RECORD LIST.
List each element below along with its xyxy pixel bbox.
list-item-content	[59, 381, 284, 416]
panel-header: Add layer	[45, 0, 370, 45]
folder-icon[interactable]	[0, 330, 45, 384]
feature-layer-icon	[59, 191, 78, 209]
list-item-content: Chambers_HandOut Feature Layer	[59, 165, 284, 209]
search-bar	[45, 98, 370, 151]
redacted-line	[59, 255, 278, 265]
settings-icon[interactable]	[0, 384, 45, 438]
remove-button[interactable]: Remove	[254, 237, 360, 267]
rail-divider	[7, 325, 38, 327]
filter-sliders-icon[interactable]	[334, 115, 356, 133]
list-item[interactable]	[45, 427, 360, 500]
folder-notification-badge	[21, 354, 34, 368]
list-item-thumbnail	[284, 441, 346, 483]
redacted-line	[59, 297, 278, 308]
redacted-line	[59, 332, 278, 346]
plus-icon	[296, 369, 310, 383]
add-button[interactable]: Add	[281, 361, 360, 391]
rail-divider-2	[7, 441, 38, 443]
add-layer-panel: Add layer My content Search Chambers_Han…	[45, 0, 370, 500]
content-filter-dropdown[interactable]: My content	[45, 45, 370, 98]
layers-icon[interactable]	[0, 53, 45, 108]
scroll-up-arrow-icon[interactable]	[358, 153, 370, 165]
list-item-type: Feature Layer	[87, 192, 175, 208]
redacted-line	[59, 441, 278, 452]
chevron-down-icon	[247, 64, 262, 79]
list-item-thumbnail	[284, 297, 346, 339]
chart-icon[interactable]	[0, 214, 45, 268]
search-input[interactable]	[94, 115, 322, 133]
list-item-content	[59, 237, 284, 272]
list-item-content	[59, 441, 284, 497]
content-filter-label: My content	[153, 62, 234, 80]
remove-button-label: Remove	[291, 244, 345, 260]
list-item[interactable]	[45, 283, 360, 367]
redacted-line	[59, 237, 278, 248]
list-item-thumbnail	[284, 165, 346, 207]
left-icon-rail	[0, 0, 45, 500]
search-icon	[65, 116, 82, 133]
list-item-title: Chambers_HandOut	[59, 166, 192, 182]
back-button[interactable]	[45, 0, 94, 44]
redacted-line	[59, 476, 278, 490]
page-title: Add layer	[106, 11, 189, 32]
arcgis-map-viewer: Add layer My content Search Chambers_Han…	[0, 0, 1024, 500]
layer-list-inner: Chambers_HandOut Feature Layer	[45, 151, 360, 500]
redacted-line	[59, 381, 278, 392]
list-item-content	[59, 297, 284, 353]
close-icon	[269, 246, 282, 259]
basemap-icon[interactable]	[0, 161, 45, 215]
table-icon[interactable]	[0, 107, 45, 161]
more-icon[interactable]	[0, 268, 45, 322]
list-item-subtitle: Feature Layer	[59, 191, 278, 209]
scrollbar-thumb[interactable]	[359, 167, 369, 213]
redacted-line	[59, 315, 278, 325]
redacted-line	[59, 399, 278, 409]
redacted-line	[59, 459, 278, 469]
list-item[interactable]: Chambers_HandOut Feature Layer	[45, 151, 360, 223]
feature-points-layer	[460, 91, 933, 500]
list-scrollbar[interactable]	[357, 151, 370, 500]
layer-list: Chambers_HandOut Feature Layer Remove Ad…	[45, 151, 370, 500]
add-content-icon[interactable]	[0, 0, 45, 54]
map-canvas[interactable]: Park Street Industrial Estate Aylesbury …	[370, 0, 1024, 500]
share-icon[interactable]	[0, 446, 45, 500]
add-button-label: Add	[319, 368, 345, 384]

JOB. Reproduce every row above verbatim, keeping each line unchanged and in its original order.

TASK SOLUTION.
List each element below along with its xyxy pixel bbox.
list-item-content	[59, 381, 284, 416]
panel-header: Add layer	[45, 0, 370, 45]
folder-icon[interactable]	[0, 330, 45, 384]
feature-layer-icon	[59, 191, 78, 209]
list-item-content: Chambers_HandOut Feature Layer	[59, 165, 284, 209]
search-bar	[45, 98, 370, 151]
redacted-line	[59, 255, 278, 265]
settings-icon[interactable]	[0, 384, 45, 438]
remove-button[interactable]: Remove	[254, 237, 360, 267]
rail-divider	[7, 325, 38, 327]
filter-sliders-icon[interactable]	[334, 115, 356, 133]
list-item[interactable]	[45, 427, 360, 500]
folder-notification-badge	[21, 354, 34, 368]
list-item-thumbnail	[284, 441, 346, 483]
redacted-line	[59, 297, 278, 308]
redacted-line	[59, 332, 278, 346]
plus-icon	[296, 369, 310, 383]
add-button[interactable]: Add	[281, 361, 360, 391]
rail-divider-2	[7, 441, 38, 443]
add-layer-panel: Add layer My content Search Chambers_Han…	[45, 0, 370, 500]
content-filter-dropdown[interactable]: My content	[45, 45, 370, 98]
layers-icon[interactable]	[0, 53, 45, 108]
scroll-up-arrow-icon[interactable]	[358, 153, 370, 165]
list-item-type: Feature Layer	[87, 192, 175, 208]
redacted-line	[59, 441, 278, 452]
chevron-down-icon	[247, 64, 262, 79]
list-item-thumbnail	[284, 297, 346, 339]
chart-icon[interactable]	[0, 214, 45, 268]
search-input[interactable]	[94, 115, 322, 133]
list-item-content	[59, 237, 284, 272]
list-item-content	[59, 441, 284, 497]
content-filter-label: My content	[153, 62, 234, 80]
remove-button-label: Remove	[291, 244, 345, 260]
list-item[interactable]	[45, 283, 360, 367]
redacted-line	[59, 237, 278, 248]
list-item-thumbnail	[284, 165, 346, 207]
left-icon-rail	[0, 0, 45, 500]
search-icon	[65, 116, 82, 133]
list-item-title: Chambers_HandOut	[59, 166, 192, 182]
back-button[interactable]	[45, 0, 94, 44]
redacted-line	[59, 476, 278, 490]
page-title: Add layer	[106, 11, 189, 32]
arcgis-map-viewer: Add layer My content Search Chambers_Han…	[0, 0, 1024, 500]
layer-list-inner: Chambers_HandOut Feature Layer	[45, 151, 360, 500]
redacted-line	[59, 381, 278, 392]
list-item-content	[59, 297, 284, 353]
close-icon	[269, 246, 282, 259]
basemap-icon[interactable]	[0, 161, 45, 215]
table-icon[interactable]	[0, 107, 45, 161]
more-icon[interactable]	[0, 268, 45, 322]
list-item-subtitle: Feature Layer	[59, 191, 278, 209]
scrollbar-thumb[interactable]	[359, 167, 369, 213]
redacted-line	[59, 315, 278, 325]
redacted-line	[59, 399, 278, 409]
redacted-line	[59, 459, 278, 469]
list-item[interactable]: Chambers_HandOut Feature Layer	[45, 151, 360, 223]
feature-points-layer	[460, 91, 933, 500]
list-scrollbar[interactable]	[357, 151, 370, 500]
layer-list: Chambers_HandOut Feature Layer Remove Ad…	[45, 151, 370, 500]
add-content-icon[interactable]	[0, 0, 45, 54]
map-canvas[interactable]: Park Street Industrial Estate Aylesbury …	[370, 0, 1024, 500]
share-icon[interactable]	[0, 446, 45, 500]
add-button-label: Add	[319, 368, 345, 384]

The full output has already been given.